*What to produce:* From the data that follows, report how many lines hold the string "then", giving only the number.

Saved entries

● ● ● ● ● ● ●

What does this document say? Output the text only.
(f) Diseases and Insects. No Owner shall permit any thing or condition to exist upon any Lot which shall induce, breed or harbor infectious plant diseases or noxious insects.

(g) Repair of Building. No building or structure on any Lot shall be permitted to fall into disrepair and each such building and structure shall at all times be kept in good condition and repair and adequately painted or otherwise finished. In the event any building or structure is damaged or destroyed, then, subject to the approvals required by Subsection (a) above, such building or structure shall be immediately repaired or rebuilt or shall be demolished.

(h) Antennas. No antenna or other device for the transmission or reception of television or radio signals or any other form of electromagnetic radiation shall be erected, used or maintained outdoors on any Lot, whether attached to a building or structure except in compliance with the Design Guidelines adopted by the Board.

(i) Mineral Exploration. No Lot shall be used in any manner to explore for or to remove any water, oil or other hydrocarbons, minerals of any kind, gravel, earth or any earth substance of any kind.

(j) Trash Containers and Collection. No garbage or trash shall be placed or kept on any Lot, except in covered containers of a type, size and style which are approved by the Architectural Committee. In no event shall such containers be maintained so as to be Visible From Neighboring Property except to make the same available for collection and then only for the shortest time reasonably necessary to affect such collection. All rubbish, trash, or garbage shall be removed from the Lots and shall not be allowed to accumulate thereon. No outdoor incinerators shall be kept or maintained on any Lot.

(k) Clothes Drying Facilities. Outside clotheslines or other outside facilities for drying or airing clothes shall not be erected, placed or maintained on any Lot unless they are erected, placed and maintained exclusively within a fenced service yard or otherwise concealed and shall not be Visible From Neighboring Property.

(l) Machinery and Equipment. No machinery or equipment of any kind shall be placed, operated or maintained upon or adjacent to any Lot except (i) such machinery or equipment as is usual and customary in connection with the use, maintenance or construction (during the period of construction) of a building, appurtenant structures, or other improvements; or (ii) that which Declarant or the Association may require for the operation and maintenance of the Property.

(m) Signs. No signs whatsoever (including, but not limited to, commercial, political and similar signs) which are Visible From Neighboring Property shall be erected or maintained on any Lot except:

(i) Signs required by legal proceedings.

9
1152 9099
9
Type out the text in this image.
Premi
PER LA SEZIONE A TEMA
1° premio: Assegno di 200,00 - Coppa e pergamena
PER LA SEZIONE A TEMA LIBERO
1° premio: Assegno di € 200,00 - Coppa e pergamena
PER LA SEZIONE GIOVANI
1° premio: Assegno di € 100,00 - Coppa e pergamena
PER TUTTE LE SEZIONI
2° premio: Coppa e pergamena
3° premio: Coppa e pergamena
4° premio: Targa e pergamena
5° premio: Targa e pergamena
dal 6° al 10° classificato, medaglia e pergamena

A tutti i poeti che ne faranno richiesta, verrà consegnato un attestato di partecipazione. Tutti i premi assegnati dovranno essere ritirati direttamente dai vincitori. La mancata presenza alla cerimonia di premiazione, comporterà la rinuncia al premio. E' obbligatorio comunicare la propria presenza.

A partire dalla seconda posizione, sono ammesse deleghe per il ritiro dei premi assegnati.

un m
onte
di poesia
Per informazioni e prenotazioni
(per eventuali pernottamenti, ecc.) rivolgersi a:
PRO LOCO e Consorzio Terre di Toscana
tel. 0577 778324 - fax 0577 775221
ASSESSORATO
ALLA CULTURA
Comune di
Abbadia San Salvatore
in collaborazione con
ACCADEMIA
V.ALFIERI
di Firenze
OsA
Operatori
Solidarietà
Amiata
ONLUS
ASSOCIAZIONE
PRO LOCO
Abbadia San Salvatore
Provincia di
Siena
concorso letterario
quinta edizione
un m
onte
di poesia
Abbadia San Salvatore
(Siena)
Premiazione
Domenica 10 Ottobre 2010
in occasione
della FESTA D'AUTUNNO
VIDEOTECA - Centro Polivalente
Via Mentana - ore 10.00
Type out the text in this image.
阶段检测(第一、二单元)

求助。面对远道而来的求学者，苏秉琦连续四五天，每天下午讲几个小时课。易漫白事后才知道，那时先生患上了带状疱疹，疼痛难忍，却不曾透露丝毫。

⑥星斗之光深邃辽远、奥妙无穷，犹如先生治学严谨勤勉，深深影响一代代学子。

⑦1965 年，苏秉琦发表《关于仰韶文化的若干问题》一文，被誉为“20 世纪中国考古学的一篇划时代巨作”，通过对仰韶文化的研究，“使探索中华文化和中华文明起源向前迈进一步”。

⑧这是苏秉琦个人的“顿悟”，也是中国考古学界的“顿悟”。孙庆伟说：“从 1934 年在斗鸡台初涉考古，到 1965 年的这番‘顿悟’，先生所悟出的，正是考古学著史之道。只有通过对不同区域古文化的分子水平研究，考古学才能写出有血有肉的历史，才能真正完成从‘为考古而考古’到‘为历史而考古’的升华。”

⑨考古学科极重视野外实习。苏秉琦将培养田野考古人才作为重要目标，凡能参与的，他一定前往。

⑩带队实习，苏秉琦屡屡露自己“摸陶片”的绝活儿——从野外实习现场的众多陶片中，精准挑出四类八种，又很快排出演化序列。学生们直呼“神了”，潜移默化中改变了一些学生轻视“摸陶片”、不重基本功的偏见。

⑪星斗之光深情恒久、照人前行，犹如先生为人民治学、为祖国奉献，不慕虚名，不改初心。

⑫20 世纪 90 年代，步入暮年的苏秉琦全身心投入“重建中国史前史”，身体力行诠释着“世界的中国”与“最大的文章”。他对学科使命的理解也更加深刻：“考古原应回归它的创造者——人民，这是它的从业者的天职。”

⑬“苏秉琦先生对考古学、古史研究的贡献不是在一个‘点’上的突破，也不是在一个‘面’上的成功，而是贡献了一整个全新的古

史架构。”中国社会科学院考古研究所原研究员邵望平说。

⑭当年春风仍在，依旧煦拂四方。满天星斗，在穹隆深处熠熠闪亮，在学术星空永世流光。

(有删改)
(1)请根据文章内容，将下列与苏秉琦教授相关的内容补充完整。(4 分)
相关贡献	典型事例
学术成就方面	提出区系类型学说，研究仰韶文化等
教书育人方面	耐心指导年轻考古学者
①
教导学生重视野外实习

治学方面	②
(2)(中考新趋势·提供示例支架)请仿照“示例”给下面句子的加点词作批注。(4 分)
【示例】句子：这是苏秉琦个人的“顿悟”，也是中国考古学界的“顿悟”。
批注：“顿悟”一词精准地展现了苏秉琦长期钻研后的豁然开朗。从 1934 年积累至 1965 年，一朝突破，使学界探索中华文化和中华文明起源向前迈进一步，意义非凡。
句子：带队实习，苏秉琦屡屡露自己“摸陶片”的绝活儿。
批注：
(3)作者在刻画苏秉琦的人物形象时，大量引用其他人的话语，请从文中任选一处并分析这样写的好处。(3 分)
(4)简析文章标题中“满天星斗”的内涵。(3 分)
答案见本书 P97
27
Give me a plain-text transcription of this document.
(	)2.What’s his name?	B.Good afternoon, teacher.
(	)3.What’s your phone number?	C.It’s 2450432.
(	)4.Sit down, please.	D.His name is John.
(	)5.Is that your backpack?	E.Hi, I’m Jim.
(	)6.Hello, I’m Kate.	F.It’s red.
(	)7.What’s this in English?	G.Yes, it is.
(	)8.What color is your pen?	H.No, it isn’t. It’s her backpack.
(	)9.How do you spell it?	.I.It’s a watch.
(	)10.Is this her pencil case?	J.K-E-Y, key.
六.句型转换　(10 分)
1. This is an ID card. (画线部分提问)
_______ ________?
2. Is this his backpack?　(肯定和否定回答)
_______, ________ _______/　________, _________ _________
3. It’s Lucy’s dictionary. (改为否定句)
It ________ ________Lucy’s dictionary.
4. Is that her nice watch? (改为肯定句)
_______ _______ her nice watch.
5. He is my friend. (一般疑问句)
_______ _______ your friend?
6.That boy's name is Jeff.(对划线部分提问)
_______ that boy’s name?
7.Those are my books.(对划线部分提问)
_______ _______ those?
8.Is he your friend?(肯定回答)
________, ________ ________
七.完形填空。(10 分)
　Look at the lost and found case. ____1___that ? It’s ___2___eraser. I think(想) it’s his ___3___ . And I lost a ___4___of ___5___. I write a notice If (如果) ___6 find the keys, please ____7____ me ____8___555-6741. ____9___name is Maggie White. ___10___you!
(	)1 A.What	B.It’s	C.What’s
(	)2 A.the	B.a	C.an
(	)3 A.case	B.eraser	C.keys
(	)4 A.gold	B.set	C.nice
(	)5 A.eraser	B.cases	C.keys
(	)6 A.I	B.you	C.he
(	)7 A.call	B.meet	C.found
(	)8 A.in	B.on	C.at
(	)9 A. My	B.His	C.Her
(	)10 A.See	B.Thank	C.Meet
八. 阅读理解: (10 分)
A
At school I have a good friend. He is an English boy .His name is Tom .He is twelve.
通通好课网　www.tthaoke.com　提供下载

● ● ● ● ● ● ●

*Complete output:* 2